WHAT TO WORK ON:
Gather every line below that contains the string "text" and copy each one in full. Uppercase and lowercase must match.

DATA SHOWN:
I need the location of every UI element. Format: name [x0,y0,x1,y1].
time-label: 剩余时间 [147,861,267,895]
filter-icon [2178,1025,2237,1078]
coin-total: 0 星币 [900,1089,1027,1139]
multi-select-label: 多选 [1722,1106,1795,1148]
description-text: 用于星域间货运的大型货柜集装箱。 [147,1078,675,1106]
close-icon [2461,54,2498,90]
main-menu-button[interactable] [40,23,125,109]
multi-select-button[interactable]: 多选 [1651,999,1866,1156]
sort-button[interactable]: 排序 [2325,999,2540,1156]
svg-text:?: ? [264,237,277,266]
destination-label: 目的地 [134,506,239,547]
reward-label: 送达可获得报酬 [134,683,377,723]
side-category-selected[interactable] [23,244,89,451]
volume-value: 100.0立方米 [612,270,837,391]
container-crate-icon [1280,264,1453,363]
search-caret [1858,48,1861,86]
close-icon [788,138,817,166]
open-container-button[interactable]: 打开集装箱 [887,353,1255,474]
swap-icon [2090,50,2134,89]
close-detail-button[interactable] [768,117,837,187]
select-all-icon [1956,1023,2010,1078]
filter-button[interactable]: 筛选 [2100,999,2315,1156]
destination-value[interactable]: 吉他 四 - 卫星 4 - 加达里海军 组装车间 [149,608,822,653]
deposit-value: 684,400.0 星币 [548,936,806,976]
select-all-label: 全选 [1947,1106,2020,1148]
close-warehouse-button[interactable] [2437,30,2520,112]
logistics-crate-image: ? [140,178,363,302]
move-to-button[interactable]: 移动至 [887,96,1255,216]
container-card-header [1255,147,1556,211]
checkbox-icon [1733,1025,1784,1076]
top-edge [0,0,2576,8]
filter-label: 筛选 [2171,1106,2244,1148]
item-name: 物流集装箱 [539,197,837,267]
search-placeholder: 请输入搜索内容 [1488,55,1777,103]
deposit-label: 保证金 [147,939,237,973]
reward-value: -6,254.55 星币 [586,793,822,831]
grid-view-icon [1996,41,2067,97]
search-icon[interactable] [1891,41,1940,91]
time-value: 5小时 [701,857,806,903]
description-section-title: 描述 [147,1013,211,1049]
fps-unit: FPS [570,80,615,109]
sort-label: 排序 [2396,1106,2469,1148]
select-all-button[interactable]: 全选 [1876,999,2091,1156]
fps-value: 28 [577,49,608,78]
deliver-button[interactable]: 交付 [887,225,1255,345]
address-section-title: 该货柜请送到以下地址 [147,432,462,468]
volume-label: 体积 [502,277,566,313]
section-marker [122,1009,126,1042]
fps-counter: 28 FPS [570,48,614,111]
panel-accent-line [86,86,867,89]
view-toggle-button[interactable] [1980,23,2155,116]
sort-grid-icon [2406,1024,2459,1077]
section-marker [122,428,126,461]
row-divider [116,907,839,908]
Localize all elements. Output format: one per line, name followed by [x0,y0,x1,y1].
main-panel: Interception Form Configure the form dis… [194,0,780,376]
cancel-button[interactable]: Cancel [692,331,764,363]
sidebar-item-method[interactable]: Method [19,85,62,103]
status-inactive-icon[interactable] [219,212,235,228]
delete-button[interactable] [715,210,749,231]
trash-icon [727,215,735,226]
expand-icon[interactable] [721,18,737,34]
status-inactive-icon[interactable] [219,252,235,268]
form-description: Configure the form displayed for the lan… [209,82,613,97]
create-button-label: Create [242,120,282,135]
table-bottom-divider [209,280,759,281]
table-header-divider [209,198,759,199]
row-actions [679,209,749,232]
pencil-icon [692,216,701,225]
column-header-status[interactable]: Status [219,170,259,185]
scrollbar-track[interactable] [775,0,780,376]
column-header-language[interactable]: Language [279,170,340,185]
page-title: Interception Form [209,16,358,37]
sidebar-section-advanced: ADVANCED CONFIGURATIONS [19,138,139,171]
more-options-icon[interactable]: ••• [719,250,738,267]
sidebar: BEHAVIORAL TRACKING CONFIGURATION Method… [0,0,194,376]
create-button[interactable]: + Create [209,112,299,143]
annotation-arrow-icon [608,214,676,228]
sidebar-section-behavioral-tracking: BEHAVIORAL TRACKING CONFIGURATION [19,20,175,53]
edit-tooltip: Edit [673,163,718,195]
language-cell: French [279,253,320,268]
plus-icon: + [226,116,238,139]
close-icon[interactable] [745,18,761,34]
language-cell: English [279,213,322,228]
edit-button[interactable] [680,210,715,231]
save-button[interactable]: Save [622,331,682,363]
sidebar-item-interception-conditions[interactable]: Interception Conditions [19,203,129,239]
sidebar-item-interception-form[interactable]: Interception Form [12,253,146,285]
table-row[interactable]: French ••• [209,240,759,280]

TASK RESULT:
description-text: 用于星域间货运的大型货柜集装箱。 [147,1078,675,1106]
svg-text:?: ? [264,237,277,266]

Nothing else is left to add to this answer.